_Given data_.
** BEGIN **

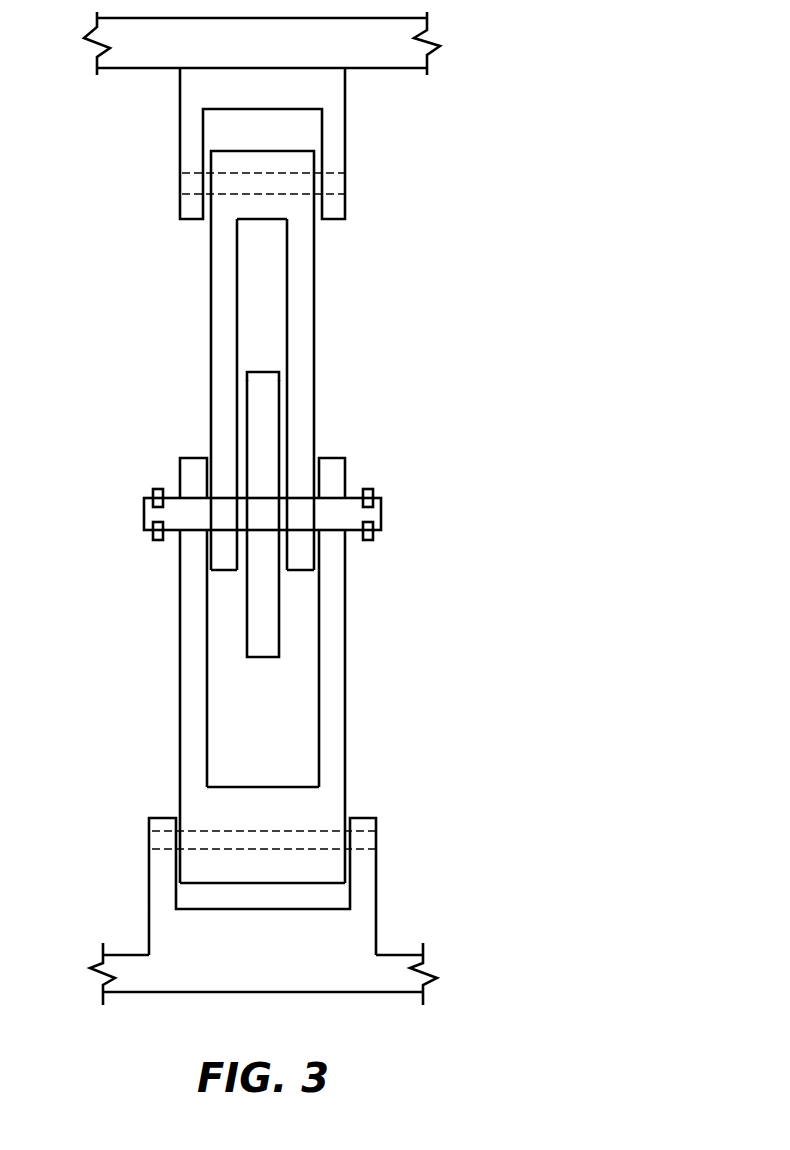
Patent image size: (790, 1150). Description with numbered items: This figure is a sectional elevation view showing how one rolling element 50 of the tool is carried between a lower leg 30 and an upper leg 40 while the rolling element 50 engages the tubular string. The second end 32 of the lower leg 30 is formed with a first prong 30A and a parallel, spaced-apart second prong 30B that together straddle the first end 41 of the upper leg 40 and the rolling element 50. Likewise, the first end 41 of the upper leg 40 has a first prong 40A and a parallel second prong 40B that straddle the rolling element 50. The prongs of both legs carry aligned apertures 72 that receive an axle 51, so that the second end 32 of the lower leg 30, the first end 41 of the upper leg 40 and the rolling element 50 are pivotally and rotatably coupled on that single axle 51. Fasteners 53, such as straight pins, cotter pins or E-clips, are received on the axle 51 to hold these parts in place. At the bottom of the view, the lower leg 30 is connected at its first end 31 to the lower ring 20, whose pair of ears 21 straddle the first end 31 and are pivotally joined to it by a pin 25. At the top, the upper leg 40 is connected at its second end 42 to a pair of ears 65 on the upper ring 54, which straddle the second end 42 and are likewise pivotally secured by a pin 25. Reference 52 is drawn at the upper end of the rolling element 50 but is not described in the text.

The lower ring 20 is at (265, 873).
The pair of ears 21 is at (150, 825).
The pin 25 is at (296, 195).
The lower leg 30 is at (274, 718).
The first prong 30A is at (181, 680).
The second prong 30B is at (347, 657).
The first end 31 is at (335, 865).
The second end 32 is at (347, 472).
The upper leg 40 is at (274, 388).
The first prong 40A is at (210, 290).
The second prong 40B is at (314, 359).
The first end 41 is at (307, 572).
The second end 42 is at (307, 161).
The rolling element 50 is at (265, 479).
The axle 51 is at (382, 519).
The rod upper end 52 is at (262, 372).
The fasteners 53 is at (373, 493).
The upper ring 54 is at (179, 113).
The pair of ears 65 is at (181, 173).
The aligned apertures 72 is at (265, 523).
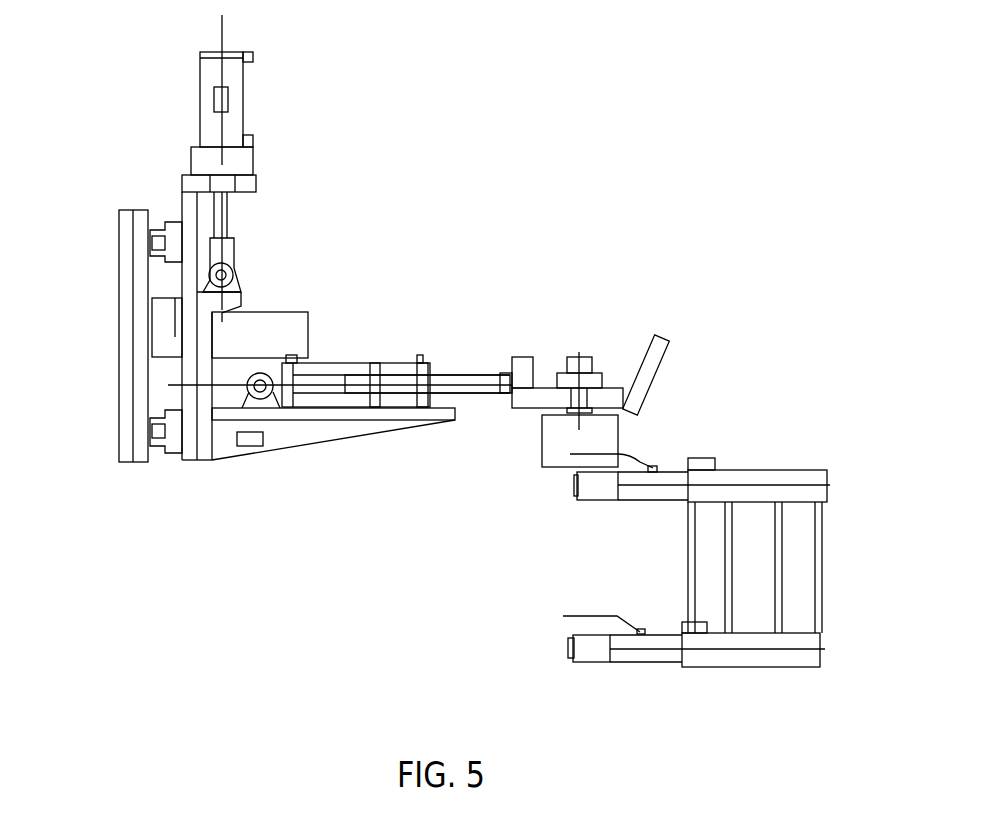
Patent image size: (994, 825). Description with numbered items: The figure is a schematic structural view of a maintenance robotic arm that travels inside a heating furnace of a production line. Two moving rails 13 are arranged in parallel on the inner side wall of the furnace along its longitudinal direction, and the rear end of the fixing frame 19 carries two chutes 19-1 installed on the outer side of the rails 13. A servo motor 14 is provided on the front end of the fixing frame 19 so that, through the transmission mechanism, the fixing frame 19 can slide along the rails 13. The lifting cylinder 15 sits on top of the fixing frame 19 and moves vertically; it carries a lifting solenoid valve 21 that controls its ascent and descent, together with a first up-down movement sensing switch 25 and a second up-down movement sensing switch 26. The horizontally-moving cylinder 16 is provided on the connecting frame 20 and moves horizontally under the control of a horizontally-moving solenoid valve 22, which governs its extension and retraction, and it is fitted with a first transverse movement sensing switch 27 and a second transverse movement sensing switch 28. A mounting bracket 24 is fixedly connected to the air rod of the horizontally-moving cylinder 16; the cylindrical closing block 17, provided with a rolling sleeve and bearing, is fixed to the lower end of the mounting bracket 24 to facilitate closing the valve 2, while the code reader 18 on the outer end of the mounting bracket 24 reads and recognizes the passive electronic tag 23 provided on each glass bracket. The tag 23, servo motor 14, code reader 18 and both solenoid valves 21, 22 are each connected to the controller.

** END **

_Task to complete_.
Retype everything from the start of the entries down to the line that contains "The aligned apertures 72 is at (265, 523).", including that line. Leave the pictures out of your answer.

_Solution_.
Patent image size: (790, 1150). Description with numbered items: This figure is a sectional elevation view showing how one rolling element 50 of the tool is carried between a lower leg 30 and an upper leg 40 while the rolling element 50 engages the tubular string. The second end 32 of the lower leg 30 is formed with a first prong 30A and a parallel, spaced-apart second prong 30B that together straddle the first end 41 of the upper leg 40 and the rolling element 50. Likewise, the first end 41 of the upper leg 40 has a first prong 40A and a parallel second prong 40B that straddle the rolling element 50. The prongs of both legs carry aligned apertures 72 that receive an axle 51, so that the second end 32 of the lower leg 30, the first end 41 of the upper leg 40 and the rolling element 50 are pivotally and rotatably coupled on that single axle 51. Fasteners 53, such as straight pins, cotter pins or E-clips, are received on the axle 51 to hold these parts in place. At the bottom of the view, the lower leg 30 is connected at its first end 31 to the lower ring 20, whose pair of ears 21 straddle the first end 31 and are pivotally joined to it by a pin 25. At the top, the upper leg 40 is connected at its second end 42 to a pair of ears 65 on the upper ring 54, which straddle the second end 42 and are likewise pivotally secured by a pin 25. Reference 52 is drawn at the upper end of the rolling element 50 but is not described in the text.

The lower ring 20 is at (265, 873).
The pair of ears 21 is at (150, 825).
The pin 25 is at (296, 195).
The lower leg 30 is at (274, 718).
The first prong 30A is at (181, 680).
The second prong 30B is at (347, 657).
The first end 31 is at (335, 865).
The second end 32 is at (347, 472).
The upper leg 40 is at (274, 388).
The first prong 40A is at (210, 290).
The second prong 40B is at (314, 359).
The first end 41 is at (307, 572).
The second end 42 is at (307, 161).
The rolling element 50 is at (265, 479).
The axle 51 is at (382, 519).
The rod upper end 52 is at (262, 372).
The fasteners 53 is at (373, 493).
The upper ring 54 is at (179, 113).
The pair of ears 65 is at (181, 173).
The aligned apertures 72 is at (265, 523).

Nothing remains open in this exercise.